Task brief: Write out the listing below again, precisely as it is given.

Extracted entries:
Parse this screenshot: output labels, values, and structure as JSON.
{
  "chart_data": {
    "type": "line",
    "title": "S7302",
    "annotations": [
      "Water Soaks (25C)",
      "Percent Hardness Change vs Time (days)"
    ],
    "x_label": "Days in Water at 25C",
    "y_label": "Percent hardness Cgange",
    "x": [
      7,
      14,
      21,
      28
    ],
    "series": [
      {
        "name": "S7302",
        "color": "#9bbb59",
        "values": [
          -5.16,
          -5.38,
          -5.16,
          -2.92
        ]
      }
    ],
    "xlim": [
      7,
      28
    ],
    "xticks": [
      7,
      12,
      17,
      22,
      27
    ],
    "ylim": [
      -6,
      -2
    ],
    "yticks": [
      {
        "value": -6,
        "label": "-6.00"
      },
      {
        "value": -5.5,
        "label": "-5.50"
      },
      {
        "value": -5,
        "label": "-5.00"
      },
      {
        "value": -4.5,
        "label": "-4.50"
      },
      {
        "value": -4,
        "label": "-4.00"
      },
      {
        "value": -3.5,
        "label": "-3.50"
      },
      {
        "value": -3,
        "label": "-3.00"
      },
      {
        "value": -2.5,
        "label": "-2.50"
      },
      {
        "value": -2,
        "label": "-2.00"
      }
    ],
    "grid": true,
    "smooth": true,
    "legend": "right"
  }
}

Correct answer:
Parse this screenshot: output labels, values, and structure as JSON.
{
  "chart_data": {
    "type": "line",
    "title": "S7302",
    "annotations": [
      "Water Soaks (25C)",
      "Percent Hardness Change vs Time (days)"
    ],
    "x_label": "Days in Water at 25C",
    "y_label": "Percent hardness Cgange",
    "x": [
      7,
      14,
      21,
      28
    ],
    "series": [
      {
        "name": "S7302",
        "color": "#9bbb59",
        "values": [
          -5.16,
          -5.38,
          -5.16,
          -2.92
        ]
      }
    ],
    "xlim": [
      7,
      28
    ],
    "xticks": [
      7,
      12,
      17,
      22,
      27
    ],
    "ylim": [
      -6,
      -2
    ],
    "yticks": [
      {
        "value": -6,
        "label": "-6.00"
      },
      {
        "value": -5.5,
        "label": "-5.50"
      },
      {
        "value": -5,
        "label": "-5.00"
      },
      {
        "value": -4.5,
        "label": "-4.50"
      },
      {
        "value": -4,
        "label": "-4.00"
      },
      {
        "value": -3.5,
        "label": "-3.50"
      },
      {
        "value": -3,
        "label": "-3.00"
      },
      {
        "value": -2.5,
        "label": "-2.50"
      },
      {
        "value": -2,
        "label": "-2.00"
      }
    ],
    "grid": true,
    "smooth": true,
    "legend": "right"
  }
}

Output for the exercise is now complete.